Count every line in the following entries where the word "Упростите" appears. Give the count alone.
— start Material for this exercise —
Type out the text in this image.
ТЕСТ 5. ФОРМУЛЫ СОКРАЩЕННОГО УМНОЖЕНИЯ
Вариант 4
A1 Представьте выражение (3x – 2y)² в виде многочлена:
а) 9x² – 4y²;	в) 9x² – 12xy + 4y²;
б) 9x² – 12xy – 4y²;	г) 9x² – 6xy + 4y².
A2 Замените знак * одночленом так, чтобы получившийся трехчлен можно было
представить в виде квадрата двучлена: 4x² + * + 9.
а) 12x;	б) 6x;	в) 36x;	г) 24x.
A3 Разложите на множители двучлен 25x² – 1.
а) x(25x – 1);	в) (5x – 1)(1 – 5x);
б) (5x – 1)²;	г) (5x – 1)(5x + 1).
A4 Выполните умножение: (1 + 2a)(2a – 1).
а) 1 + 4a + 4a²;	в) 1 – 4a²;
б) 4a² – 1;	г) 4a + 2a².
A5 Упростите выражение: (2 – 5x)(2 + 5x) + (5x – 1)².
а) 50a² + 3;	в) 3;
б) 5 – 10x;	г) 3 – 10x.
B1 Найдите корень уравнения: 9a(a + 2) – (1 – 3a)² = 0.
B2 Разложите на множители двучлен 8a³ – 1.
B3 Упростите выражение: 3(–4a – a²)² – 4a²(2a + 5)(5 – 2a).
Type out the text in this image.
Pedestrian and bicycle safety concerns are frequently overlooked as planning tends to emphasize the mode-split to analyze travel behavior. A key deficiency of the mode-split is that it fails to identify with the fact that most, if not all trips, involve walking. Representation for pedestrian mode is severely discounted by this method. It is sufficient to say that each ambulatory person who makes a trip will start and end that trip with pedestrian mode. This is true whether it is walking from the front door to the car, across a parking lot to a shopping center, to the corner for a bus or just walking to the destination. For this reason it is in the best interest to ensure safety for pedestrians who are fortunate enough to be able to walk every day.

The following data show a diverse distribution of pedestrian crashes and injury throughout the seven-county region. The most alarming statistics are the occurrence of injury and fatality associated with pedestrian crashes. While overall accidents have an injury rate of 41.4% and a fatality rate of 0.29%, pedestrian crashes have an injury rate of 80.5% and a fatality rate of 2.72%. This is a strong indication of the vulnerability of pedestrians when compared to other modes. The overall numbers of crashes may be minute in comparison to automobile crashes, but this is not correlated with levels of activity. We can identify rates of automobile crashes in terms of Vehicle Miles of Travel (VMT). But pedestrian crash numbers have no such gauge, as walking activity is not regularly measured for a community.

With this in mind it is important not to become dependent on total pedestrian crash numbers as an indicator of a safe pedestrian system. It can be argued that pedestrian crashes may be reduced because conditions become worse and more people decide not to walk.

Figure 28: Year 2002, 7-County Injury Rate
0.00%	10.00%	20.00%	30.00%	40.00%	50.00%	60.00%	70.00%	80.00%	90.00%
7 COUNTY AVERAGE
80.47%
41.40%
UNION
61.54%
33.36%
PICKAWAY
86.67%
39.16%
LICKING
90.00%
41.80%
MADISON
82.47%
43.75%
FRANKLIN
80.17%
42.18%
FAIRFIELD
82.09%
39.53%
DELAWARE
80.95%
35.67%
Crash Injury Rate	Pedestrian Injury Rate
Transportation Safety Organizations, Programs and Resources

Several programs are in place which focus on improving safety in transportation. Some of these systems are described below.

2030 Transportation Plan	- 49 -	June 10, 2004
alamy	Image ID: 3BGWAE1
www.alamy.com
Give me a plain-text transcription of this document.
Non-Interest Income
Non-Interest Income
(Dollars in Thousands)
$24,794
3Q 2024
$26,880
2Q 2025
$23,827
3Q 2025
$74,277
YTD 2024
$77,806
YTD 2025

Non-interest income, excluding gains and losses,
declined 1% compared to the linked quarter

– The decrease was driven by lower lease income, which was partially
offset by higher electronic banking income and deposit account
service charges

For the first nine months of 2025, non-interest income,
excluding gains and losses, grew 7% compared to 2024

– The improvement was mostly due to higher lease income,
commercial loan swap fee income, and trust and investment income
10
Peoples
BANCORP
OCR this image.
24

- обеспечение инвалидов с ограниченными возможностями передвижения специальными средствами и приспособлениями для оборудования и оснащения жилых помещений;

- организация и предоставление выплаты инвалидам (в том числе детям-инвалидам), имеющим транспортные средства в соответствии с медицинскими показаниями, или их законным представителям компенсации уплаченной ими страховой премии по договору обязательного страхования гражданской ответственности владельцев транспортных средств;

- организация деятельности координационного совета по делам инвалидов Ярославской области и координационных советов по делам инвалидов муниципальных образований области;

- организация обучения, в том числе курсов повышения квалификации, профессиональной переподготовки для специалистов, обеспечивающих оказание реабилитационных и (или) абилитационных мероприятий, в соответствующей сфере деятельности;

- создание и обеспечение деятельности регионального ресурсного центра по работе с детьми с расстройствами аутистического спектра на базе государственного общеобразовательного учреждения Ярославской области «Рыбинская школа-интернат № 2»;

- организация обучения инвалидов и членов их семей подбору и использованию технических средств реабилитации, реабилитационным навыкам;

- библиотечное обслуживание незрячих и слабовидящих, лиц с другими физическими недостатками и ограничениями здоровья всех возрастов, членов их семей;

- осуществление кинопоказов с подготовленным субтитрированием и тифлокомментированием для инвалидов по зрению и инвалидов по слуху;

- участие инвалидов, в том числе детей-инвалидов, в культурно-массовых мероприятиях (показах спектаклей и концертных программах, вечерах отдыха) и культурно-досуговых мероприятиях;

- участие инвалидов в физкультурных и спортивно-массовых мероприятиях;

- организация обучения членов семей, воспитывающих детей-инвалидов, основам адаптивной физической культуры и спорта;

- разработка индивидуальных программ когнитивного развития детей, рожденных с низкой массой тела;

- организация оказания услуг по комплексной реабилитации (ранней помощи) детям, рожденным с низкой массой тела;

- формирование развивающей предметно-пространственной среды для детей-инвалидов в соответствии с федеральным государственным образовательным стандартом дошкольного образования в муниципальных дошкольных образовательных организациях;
— end Material for this exercise —
Solution below >> 2